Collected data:
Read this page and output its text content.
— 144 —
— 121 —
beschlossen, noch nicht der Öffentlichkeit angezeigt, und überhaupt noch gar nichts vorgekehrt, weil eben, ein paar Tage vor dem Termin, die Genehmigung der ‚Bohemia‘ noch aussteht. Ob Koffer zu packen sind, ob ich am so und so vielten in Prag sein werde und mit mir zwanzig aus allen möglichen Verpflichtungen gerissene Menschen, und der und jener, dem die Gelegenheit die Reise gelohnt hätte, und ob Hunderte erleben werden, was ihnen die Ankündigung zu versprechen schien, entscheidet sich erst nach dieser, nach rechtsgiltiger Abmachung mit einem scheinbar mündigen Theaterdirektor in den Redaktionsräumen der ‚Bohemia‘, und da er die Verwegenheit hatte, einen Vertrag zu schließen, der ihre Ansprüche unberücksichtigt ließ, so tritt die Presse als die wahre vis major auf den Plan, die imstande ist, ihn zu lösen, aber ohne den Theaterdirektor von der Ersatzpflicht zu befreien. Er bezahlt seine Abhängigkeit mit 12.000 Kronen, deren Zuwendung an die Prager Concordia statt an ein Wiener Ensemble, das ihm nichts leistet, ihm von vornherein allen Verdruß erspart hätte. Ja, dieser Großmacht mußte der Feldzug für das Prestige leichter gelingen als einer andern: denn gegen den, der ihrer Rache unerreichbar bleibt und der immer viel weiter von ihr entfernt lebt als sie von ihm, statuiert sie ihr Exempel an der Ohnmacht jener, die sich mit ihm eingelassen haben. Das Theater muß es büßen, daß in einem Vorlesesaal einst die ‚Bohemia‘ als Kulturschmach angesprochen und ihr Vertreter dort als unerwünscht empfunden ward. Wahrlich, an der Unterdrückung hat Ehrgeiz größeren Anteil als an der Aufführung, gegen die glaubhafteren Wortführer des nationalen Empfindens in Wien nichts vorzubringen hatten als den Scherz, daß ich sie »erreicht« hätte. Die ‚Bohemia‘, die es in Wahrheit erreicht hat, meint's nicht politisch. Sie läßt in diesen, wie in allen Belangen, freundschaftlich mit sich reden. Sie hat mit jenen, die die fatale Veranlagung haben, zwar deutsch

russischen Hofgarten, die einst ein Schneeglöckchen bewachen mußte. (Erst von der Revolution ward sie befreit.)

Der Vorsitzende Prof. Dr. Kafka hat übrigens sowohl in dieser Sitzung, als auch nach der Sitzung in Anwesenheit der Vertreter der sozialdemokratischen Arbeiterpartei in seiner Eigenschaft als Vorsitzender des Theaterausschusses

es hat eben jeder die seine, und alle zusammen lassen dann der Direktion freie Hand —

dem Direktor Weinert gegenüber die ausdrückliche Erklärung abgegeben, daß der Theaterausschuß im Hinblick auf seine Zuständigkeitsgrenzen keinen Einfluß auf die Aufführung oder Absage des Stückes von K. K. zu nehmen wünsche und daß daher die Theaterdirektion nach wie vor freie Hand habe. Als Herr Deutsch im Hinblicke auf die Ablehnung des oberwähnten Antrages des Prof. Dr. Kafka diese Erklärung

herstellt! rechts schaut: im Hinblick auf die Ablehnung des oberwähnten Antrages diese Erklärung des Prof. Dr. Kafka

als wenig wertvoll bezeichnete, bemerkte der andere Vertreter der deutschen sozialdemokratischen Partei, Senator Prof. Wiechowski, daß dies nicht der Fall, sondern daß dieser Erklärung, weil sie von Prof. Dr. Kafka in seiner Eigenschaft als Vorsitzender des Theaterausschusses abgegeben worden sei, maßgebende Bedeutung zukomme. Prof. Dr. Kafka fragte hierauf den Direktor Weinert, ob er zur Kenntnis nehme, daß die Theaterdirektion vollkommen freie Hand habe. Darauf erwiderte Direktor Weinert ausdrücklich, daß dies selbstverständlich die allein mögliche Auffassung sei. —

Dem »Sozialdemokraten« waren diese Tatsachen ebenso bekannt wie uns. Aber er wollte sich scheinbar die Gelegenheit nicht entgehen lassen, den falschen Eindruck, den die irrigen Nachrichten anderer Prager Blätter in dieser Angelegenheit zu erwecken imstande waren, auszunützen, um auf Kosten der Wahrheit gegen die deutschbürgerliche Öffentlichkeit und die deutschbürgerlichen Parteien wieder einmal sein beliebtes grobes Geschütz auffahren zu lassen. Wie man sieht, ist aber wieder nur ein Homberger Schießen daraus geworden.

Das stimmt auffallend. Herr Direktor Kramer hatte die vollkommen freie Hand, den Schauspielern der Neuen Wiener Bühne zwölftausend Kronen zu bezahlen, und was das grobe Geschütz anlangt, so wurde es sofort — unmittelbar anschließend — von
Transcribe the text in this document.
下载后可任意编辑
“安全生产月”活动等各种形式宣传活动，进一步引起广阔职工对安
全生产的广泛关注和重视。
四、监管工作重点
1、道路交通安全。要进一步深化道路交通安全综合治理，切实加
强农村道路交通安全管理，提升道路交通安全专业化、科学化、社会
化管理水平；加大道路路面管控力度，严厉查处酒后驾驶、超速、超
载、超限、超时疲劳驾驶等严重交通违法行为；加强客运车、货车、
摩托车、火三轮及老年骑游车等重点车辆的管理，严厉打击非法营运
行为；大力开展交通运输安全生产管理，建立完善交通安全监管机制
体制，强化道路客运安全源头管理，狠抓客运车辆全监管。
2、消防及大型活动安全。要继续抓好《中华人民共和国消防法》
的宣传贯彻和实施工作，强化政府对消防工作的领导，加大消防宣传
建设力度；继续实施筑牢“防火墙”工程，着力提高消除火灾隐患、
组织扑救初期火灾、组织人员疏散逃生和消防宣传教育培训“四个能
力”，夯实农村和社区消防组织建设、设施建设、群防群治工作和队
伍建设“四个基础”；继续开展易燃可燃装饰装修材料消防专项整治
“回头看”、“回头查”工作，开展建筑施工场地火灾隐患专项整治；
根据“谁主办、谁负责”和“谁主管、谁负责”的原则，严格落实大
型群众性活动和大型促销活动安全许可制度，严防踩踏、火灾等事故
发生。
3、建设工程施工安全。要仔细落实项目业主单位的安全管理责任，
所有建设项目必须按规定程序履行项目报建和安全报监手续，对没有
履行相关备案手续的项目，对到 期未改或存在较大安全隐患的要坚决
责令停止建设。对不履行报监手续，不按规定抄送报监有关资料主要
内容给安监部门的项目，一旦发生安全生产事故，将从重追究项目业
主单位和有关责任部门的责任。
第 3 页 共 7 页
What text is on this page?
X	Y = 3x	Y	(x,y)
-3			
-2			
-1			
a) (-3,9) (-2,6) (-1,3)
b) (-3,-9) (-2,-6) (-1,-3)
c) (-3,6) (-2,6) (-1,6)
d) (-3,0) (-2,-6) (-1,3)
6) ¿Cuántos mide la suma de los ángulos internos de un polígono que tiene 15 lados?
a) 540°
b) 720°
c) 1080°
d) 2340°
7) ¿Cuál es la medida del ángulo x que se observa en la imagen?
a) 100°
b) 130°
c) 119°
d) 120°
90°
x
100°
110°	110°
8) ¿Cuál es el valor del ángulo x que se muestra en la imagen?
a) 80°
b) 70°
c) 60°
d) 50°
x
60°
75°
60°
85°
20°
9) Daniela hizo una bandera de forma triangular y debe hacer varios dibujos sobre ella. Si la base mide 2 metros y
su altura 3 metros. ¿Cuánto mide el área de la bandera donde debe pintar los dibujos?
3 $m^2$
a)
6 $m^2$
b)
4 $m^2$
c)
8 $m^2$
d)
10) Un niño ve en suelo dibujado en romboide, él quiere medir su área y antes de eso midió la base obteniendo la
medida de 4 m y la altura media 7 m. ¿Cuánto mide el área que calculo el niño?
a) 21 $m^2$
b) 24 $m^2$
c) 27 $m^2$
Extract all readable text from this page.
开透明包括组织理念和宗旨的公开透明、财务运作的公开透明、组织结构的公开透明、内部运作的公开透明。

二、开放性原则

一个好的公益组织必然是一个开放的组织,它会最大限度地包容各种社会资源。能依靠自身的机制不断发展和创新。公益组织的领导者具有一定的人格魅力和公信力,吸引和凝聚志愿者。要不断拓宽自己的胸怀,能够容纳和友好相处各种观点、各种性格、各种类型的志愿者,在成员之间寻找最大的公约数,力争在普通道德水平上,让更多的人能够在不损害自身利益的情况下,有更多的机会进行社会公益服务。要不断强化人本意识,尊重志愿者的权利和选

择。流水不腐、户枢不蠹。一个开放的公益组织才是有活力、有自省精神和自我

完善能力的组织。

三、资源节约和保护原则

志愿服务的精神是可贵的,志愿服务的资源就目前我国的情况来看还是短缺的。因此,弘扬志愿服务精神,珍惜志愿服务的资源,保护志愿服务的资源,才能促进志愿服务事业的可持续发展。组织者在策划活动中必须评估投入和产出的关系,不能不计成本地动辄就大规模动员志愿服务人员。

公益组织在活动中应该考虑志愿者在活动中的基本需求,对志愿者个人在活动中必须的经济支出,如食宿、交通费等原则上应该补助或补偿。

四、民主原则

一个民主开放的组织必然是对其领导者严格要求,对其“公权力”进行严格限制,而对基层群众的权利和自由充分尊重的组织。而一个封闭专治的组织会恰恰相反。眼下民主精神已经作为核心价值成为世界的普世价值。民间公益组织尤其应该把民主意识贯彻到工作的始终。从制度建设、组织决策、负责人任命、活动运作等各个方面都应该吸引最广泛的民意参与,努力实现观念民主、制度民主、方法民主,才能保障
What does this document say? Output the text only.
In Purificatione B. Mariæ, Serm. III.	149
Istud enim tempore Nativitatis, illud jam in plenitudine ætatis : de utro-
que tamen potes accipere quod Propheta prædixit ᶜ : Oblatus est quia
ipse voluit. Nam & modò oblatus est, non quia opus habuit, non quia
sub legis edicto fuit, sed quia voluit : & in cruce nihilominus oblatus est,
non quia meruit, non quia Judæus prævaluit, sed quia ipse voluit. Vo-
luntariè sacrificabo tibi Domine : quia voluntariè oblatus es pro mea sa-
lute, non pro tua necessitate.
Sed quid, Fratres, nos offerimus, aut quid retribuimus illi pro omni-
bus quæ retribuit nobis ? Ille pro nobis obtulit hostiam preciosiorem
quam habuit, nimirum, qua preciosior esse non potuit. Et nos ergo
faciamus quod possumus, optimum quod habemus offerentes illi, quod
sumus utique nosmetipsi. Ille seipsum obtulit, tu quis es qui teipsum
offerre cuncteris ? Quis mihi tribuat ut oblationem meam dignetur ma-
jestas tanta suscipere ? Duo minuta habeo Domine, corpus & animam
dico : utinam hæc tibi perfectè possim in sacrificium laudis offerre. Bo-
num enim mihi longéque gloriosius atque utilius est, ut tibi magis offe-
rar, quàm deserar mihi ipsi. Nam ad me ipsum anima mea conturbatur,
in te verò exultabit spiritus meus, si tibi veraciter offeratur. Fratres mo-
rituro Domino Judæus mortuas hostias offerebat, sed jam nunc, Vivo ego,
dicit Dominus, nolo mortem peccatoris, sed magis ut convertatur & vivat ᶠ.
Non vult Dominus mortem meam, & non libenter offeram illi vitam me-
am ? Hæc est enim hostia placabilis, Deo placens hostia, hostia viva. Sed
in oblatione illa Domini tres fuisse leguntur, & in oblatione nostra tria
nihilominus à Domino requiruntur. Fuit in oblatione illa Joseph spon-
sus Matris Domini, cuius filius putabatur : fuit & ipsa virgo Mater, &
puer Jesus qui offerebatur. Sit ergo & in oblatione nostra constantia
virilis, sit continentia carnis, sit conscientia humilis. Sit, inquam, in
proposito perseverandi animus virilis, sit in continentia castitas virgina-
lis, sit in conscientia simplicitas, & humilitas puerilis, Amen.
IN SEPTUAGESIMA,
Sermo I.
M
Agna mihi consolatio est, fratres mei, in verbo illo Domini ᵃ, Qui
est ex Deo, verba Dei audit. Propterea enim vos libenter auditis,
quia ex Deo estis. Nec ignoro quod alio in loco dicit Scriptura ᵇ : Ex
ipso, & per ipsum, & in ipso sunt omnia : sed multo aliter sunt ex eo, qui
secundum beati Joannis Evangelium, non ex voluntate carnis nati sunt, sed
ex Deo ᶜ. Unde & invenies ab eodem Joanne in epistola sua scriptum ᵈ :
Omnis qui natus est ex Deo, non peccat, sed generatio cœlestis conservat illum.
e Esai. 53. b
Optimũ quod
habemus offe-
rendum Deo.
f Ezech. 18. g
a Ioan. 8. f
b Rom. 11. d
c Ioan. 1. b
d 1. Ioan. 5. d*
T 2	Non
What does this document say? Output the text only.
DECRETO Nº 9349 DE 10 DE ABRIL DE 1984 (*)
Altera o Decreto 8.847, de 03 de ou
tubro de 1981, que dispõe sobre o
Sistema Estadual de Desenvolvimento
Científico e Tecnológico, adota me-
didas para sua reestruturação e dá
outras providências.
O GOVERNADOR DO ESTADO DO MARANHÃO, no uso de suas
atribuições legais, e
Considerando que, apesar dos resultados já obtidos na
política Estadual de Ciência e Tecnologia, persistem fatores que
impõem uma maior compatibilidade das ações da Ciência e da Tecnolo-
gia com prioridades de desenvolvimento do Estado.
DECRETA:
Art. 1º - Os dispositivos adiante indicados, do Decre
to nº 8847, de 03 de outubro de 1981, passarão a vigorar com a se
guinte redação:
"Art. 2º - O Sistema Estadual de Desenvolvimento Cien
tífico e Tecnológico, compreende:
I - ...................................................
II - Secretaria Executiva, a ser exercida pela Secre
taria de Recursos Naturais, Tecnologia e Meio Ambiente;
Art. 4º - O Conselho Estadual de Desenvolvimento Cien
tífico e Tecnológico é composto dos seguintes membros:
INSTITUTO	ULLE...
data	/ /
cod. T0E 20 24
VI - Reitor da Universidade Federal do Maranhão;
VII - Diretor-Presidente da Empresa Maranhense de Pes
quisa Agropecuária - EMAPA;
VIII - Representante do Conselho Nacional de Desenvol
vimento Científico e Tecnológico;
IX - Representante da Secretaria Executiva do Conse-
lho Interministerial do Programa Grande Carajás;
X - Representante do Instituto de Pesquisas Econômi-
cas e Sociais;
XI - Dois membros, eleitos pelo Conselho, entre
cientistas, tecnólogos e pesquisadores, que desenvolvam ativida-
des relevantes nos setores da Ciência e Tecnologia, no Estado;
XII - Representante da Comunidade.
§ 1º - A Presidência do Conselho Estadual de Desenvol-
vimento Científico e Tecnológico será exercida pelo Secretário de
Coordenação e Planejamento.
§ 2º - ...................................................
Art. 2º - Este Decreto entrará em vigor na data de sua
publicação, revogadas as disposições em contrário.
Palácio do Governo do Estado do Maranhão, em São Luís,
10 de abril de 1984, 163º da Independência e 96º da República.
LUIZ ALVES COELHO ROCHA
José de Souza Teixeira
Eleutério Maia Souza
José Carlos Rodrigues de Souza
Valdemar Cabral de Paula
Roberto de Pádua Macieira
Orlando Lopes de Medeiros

SET PROBLEM:
Among the lines above, determine how many hold the word "mortem"; report the figure alone.

FINISHED ANSWER:
2